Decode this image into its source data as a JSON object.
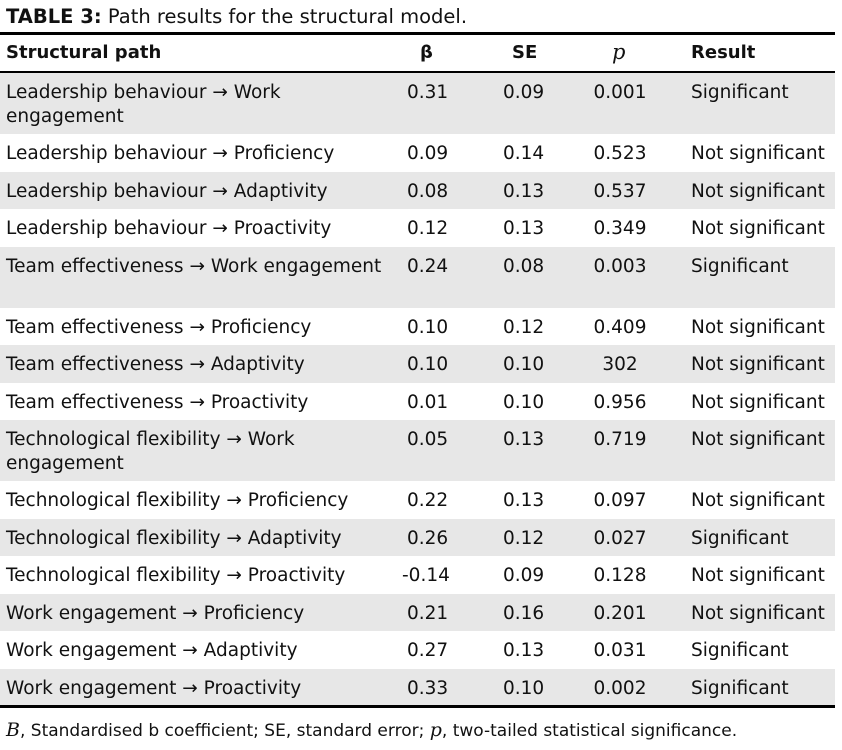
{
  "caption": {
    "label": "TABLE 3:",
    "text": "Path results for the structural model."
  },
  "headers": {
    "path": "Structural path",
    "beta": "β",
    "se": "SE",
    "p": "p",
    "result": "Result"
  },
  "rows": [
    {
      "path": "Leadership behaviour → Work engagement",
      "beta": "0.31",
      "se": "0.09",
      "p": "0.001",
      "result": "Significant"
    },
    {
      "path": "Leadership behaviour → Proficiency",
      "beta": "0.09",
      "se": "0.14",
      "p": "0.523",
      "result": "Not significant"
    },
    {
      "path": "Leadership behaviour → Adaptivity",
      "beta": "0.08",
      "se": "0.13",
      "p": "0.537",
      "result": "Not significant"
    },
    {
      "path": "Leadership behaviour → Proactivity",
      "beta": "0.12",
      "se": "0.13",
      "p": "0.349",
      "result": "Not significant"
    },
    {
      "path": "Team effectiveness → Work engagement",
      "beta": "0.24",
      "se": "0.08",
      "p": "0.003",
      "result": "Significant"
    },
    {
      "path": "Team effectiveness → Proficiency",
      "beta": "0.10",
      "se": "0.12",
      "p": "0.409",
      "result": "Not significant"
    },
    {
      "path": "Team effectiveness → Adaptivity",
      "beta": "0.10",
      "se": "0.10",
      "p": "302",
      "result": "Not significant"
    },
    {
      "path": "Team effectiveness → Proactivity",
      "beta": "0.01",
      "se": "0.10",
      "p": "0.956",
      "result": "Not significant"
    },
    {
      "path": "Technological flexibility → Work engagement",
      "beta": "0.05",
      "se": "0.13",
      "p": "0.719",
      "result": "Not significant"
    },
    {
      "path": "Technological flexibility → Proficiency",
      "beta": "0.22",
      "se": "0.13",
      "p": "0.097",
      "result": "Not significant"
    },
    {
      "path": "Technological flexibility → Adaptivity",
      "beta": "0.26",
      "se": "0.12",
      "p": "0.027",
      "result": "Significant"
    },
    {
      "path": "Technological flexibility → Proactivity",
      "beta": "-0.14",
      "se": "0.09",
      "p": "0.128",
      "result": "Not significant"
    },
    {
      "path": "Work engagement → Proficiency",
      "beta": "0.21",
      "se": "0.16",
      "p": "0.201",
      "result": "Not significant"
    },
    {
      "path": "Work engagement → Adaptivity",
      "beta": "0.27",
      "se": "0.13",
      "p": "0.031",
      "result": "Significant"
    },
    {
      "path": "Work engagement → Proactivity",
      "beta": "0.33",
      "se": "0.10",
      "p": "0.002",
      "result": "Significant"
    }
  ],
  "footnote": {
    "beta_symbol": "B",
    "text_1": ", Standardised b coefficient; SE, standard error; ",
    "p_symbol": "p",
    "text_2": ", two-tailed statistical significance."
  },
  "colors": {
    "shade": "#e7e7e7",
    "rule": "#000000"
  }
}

◆ **TASK OBJECTIVE**
Count each line of the data where the word "engagement" appears, then reply with the total only.

◆ **REPLY**
6